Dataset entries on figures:
────────────────
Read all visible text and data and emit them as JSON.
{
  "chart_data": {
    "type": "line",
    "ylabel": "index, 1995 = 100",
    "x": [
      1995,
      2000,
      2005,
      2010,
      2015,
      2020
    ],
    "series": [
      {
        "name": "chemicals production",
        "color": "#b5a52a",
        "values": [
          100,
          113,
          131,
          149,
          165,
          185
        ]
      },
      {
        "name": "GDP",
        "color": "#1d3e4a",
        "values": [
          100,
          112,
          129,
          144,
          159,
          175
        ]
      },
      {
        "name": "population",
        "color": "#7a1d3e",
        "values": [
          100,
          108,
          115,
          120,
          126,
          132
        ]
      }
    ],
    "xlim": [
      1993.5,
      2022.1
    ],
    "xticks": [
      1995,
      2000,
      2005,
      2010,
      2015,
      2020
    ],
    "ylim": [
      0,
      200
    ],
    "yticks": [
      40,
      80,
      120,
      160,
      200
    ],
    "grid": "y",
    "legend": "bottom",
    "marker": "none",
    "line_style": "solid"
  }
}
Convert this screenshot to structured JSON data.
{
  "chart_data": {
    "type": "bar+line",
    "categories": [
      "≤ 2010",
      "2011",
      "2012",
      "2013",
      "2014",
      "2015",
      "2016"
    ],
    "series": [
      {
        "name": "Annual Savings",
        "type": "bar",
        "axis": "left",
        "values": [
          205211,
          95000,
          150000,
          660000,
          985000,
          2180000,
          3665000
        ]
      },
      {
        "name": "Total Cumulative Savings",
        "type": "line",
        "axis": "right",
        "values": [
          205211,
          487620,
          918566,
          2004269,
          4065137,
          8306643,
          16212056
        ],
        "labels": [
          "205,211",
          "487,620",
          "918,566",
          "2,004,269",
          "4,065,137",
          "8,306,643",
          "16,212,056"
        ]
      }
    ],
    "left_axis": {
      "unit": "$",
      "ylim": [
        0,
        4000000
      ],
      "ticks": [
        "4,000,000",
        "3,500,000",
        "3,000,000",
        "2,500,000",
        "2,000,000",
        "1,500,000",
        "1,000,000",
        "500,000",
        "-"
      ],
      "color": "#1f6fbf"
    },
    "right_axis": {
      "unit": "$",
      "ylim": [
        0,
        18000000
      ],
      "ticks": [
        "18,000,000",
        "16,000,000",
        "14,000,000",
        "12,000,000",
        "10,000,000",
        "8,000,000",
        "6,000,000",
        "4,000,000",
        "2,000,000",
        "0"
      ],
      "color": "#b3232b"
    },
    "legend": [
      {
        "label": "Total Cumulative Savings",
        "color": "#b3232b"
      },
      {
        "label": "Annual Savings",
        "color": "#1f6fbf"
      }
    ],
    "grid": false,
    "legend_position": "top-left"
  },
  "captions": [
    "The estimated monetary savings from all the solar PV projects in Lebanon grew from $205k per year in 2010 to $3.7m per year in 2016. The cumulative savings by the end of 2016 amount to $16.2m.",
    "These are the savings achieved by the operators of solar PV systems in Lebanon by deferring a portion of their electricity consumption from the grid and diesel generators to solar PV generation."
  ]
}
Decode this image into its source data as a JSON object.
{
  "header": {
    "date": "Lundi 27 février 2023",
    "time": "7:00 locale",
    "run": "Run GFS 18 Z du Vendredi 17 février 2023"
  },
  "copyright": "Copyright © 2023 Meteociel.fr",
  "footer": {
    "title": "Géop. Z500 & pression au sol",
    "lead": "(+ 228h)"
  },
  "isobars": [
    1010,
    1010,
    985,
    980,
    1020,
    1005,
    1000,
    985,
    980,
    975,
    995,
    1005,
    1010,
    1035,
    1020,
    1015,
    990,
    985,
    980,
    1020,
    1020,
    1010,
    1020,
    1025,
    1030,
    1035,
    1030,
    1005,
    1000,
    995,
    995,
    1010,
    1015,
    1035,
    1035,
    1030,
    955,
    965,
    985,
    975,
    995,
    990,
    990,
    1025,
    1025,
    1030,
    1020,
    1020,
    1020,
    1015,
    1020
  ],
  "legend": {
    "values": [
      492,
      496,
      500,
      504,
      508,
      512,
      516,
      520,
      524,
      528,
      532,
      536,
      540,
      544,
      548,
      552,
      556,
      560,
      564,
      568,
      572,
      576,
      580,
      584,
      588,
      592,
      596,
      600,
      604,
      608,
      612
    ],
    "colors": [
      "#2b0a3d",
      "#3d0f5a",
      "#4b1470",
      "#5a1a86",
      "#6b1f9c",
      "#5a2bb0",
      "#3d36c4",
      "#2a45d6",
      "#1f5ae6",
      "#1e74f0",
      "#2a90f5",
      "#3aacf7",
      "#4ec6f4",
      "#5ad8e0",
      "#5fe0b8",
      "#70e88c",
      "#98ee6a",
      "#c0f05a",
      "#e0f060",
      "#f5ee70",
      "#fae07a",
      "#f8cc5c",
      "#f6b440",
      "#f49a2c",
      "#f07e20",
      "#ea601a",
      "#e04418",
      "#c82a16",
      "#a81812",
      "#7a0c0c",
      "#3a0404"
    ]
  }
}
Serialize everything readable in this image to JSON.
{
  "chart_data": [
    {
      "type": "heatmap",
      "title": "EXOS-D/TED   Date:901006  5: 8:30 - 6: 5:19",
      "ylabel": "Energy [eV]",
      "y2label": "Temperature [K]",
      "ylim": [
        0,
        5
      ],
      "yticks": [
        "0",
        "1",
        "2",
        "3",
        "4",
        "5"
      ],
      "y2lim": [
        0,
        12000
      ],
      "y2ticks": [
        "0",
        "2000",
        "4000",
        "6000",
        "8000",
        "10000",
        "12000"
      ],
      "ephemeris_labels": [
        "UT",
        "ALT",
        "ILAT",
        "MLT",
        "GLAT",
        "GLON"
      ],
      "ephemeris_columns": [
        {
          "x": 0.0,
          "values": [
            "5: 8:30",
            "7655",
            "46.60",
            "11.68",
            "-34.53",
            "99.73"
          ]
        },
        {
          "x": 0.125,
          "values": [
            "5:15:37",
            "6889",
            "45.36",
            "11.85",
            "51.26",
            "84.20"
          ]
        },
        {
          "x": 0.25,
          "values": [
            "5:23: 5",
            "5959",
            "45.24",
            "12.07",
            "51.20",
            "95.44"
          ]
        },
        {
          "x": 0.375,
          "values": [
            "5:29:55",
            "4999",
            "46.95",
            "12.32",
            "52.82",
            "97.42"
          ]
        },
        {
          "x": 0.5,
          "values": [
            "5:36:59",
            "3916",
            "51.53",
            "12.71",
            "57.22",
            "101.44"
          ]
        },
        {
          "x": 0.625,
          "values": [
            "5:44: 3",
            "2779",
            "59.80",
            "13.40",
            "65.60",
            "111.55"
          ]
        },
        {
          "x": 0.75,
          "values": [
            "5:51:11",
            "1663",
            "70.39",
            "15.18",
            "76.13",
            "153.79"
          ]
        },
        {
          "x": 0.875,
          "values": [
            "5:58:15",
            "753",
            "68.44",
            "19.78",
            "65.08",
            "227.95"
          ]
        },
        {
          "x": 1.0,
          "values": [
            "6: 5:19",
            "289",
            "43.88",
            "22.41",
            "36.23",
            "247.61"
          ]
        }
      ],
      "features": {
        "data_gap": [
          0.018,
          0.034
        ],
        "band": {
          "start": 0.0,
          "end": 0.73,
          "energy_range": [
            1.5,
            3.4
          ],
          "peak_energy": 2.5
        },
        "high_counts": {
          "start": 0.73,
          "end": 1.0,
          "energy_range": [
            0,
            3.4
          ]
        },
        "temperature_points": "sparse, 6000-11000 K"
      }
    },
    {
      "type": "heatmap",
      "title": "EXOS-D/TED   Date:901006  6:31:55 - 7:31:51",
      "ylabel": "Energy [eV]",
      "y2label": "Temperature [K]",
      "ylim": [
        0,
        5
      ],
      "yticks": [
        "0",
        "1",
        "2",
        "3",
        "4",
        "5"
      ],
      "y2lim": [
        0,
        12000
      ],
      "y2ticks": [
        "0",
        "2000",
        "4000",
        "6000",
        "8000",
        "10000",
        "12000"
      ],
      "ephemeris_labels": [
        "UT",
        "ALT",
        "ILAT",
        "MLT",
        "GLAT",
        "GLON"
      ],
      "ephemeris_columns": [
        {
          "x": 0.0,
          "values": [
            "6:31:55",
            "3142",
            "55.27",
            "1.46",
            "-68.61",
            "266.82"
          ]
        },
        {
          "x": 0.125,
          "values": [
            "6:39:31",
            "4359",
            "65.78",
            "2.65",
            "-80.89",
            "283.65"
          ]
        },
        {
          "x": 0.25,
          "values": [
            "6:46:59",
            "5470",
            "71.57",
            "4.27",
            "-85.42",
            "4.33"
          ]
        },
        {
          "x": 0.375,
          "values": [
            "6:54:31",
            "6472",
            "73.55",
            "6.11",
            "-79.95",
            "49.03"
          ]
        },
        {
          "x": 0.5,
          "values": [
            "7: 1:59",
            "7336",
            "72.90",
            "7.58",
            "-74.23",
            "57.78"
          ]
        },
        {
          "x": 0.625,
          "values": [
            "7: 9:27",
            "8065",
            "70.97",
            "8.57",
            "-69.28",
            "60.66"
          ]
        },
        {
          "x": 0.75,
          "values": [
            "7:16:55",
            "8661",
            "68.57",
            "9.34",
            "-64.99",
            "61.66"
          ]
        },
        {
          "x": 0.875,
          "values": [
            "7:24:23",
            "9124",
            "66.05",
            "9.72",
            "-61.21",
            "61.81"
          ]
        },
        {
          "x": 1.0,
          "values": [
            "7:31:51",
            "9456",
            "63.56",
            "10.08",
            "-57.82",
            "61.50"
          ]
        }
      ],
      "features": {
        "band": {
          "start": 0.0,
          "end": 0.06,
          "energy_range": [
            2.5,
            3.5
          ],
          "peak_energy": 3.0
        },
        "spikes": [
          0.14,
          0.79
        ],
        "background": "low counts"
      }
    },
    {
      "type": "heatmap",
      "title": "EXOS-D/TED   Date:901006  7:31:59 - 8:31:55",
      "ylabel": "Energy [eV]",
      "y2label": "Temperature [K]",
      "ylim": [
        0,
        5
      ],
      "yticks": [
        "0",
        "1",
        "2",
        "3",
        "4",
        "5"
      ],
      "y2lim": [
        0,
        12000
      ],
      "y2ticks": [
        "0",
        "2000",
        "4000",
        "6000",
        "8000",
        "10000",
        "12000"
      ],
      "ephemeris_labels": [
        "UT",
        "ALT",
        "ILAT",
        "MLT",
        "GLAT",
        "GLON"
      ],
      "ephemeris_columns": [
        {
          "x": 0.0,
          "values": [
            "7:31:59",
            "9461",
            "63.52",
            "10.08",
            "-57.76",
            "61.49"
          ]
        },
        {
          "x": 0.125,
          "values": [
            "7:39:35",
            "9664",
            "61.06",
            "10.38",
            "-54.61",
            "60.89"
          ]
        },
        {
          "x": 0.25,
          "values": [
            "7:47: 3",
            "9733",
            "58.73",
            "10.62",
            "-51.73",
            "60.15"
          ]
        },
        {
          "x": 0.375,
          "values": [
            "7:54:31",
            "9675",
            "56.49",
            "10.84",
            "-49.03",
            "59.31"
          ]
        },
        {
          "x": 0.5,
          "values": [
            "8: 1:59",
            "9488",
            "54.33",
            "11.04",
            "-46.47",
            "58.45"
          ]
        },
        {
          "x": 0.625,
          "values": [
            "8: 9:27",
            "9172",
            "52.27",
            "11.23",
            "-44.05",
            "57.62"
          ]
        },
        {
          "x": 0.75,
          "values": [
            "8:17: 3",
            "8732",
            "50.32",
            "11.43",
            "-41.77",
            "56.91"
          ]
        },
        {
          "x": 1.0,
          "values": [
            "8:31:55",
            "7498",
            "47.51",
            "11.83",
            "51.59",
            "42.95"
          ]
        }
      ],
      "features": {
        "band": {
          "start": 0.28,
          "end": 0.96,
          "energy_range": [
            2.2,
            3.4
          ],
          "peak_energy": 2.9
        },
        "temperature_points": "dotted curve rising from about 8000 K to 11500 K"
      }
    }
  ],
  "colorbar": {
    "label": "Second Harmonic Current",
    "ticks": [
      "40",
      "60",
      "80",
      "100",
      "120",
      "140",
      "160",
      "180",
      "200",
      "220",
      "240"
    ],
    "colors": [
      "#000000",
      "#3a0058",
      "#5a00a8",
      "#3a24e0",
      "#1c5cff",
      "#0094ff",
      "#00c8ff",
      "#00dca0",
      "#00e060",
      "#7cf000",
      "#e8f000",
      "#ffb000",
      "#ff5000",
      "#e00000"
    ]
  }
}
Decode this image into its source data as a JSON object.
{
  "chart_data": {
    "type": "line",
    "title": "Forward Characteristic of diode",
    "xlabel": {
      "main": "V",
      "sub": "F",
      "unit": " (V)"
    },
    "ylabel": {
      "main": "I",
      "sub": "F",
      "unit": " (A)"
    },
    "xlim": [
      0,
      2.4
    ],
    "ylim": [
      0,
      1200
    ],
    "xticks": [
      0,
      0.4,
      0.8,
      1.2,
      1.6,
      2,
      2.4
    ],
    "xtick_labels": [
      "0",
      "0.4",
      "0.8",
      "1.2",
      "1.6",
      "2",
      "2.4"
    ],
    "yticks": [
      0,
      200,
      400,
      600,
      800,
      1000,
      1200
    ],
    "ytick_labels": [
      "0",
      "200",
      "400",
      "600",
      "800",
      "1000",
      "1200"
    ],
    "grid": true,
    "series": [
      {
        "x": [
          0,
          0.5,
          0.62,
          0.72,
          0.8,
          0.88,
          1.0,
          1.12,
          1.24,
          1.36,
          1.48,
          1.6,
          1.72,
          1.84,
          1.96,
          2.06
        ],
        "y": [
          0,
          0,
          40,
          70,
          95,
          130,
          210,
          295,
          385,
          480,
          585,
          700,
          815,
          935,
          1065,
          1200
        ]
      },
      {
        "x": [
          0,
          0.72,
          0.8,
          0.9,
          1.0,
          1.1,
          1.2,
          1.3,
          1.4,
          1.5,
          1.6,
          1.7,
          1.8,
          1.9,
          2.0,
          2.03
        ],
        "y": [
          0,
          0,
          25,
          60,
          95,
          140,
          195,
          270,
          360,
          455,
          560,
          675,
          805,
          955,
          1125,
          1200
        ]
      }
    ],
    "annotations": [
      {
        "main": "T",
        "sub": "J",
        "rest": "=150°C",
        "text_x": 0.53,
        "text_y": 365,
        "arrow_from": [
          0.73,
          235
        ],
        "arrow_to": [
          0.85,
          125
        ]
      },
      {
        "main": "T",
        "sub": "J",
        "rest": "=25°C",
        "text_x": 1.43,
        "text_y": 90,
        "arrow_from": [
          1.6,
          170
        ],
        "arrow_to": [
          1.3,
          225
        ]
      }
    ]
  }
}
────────────────
● What you have to do: Locate the lines above that contain "start" and copy them.

● Result:
          "start": 0.0,
          "start": 0.73,
          "start": 0.0,
          "start": 0.28,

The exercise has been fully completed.